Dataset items
** START **

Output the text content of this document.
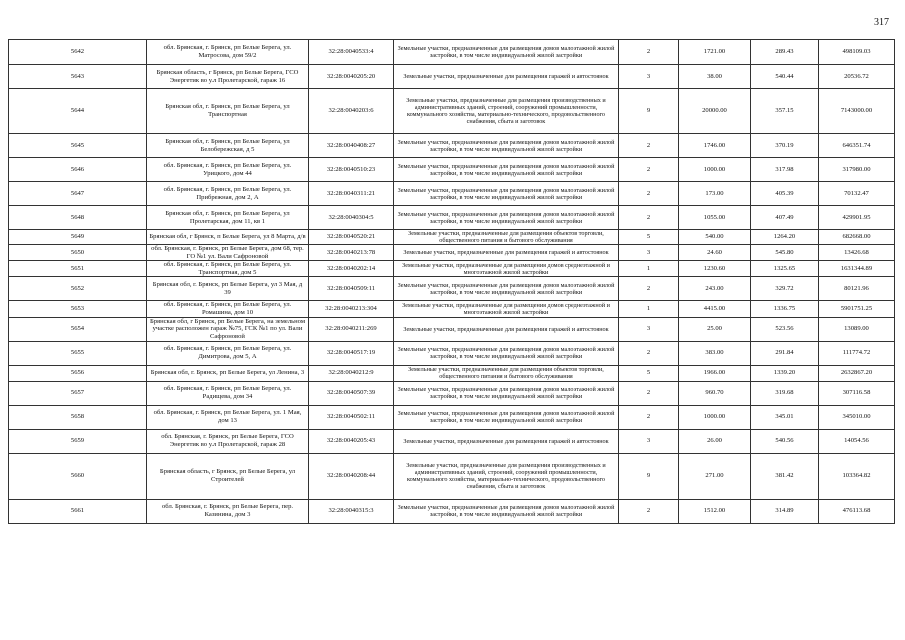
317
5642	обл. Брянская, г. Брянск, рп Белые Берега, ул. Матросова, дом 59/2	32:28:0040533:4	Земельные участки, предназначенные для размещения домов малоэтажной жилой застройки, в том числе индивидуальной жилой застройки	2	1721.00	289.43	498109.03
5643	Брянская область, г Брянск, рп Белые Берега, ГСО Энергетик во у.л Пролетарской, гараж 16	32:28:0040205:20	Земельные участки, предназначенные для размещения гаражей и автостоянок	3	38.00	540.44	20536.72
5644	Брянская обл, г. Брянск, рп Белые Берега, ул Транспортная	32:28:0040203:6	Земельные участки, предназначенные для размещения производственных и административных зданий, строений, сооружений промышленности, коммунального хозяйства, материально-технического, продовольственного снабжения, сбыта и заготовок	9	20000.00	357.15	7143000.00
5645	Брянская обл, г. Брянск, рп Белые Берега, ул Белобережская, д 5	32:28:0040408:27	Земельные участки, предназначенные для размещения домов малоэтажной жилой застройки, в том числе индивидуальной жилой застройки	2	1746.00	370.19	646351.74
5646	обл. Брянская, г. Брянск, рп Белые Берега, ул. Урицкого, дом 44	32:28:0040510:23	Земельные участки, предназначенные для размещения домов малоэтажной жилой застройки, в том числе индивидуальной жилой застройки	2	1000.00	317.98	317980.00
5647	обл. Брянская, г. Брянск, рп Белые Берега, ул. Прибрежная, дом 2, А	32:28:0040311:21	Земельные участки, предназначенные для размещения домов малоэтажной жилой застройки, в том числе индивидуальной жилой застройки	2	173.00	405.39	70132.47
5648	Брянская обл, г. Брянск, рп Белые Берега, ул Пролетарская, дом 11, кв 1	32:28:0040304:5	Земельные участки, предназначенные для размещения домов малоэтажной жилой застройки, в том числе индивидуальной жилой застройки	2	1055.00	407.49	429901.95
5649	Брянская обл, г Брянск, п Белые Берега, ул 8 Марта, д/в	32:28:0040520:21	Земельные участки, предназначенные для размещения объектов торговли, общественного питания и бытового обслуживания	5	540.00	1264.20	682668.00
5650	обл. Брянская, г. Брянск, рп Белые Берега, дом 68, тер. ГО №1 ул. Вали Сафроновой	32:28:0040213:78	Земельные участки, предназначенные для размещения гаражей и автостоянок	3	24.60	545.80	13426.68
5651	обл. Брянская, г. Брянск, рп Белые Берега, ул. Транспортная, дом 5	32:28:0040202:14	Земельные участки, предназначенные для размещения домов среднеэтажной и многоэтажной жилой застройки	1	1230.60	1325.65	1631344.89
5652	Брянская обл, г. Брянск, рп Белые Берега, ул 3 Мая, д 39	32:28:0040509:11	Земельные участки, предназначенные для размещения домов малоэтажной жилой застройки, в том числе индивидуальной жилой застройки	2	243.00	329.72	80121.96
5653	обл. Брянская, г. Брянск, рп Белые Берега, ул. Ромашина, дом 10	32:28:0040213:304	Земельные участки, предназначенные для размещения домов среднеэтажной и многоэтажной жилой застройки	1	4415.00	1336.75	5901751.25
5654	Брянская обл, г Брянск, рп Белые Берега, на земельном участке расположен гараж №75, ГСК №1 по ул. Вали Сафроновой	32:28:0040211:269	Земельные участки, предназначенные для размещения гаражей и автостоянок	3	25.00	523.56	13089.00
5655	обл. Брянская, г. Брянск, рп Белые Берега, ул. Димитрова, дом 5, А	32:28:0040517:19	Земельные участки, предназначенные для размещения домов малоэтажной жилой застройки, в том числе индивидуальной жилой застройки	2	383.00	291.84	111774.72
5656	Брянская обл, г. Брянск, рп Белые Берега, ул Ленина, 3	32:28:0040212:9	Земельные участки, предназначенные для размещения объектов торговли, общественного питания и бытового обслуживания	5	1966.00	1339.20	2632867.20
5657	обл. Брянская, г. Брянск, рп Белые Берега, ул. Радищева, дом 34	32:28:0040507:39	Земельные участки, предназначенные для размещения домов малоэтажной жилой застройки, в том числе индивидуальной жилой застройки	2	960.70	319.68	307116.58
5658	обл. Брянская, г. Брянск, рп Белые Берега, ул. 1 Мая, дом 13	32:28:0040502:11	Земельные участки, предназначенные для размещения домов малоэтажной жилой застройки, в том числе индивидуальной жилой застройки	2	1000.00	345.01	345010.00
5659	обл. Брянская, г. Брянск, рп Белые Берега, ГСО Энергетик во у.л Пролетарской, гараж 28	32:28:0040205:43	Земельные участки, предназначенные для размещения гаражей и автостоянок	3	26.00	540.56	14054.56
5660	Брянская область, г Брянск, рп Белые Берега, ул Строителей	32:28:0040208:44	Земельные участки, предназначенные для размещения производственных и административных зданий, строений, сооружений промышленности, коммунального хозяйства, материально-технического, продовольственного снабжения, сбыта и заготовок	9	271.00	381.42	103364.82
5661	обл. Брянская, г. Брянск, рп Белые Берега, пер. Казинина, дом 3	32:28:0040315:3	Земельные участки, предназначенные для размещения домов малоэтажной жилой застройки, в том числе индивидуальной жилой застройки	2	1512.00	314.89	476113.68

** END **

▸ **Your task**
Check each line of the data above for the word "Сафроновой" and say how many lines have it. Give the number alone.

▸ **Exercise response**
2